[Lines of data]
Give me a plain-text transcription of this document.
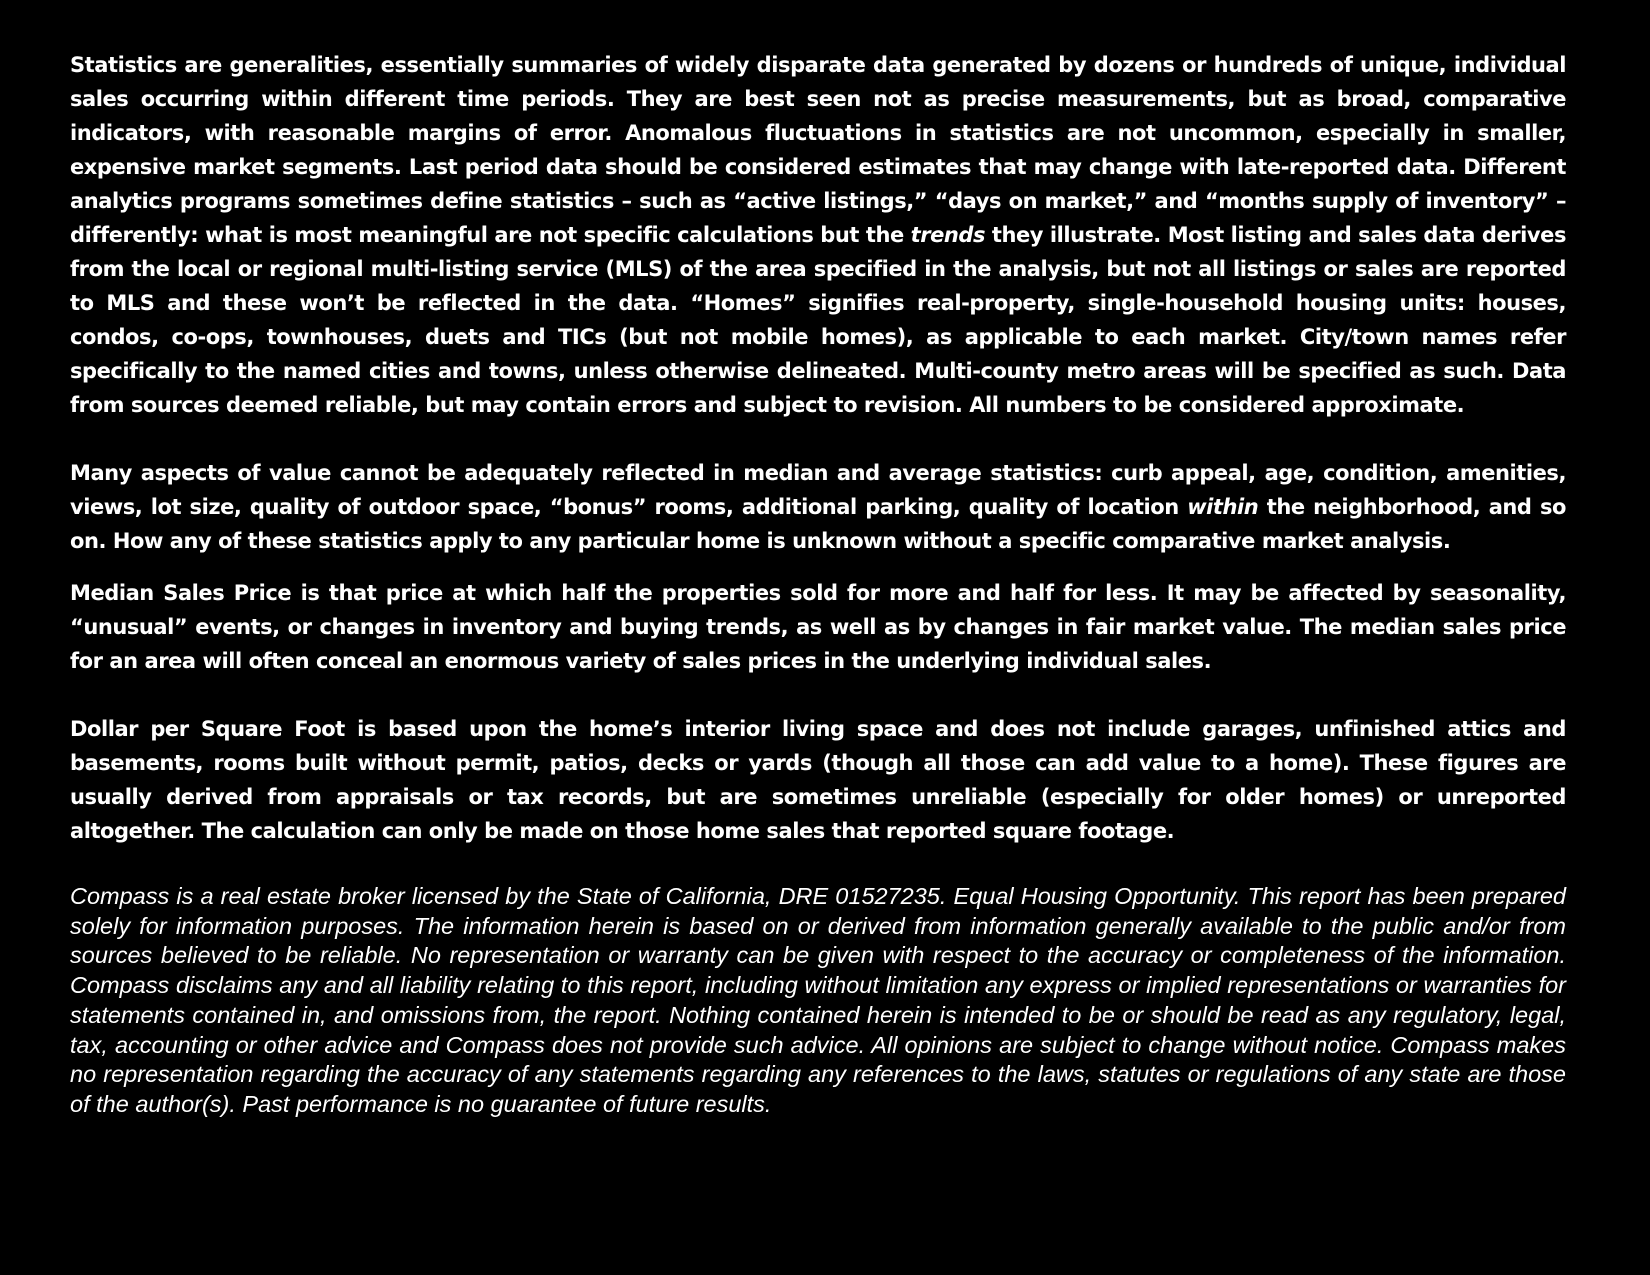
Statistics are generalities, essentially summaries of widely disparate data generated by dozens or hundreds of unique, individual sales occurring within different time periods. They are best seen not as precise measurements, but as broad, comparative indicators, with reasonable margins of error. Anomalous fluctuations in statistics are not uncommon, especially in smaller, expensive market segments. Last period data should be considered estimates that may change with late-reported data. Different analytics programs sometimes define statistics – such as “active listings,” “days on market,” and “months supply of inventory” – differently: what is most meaningful are not specific calculations but the trends they illustrate. Most listing and sales data derives from the local or regional multi-listing service (MLS) of the area specified in the analysis, but not all listings or sales are reported to MLS and these won’t be reflected in the data. “Homes” signifies real-property, single-household housing units: houses, condos, co-ops, townhouses, duets and TICs (but not mobile homes), as applicable to each market. City/town names refer specifically to the named cities and towns, unless otherwise delineated. Multi-county metro areas will be specified as such. Data from sources deemed reliable, but may contain errors and subject to revision. All numbers to be considered approximate.

Many aspects of value cannot be adequately reflected in median and average statistics: curb appeal, age, condition, amenities, views, lot size, quality of outdoor space, “bonus” rooms, additional parking, quality of location within the neighborhood, and so on. How any of these statistics apply to any particular home is unknown without a specific comparative market analysis.

Median Sales Price is that price at which half the properties sold for more and half for less. It may be affected by seasonality, “unusual” events, or changes in inventory and buying trends, as well as by changes in fair market value. The median sales price for an area will often conceal an enormous variety of sales prices in the underlying individual sales.

Dollar per Square Foot is based upon the home’s interior living space and does not include garages, unfinished attics and basements, rooms built without permit, patios, decks or yards (though all those can add value to a home). These figures are usually derived from appraisals or tax records, but are sometimes unreliable (especially for older homes) or unreported altogether. The calculation can only be made on those home sales that reported square footage.

Compass is a real estate broker licensed by the State of California, DRE 01527235. Equal Housing Opportunity. This report has been prepared solely for information purposes. The information herein is based on or derived from information generally available to the public and/or from sources believed to be reliable. No representation or warranty can be given with respect to the accuracy or completeness of the information. Compass disclaims any and all liability relating to this report, including without limitation any express or implied representations or warranties for statements contained in, and omissions from, the report. Nothing contained herein is intended to be or should be read as any regulatory, legal, tax, accounting or other advice and Compass does not provide such advice. All opinions are subject to change without notice. Compass makes no representation regarding the accuracy of any statements regarding any references to the laws, statutes or regulations of any state are those of the author(s). Past performance is no guarantee of future results.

EXERCISE GOAL: Determine the number of lines in the listing that contain the string "median". Write that number and nothing else.

TASK ANSWER: 2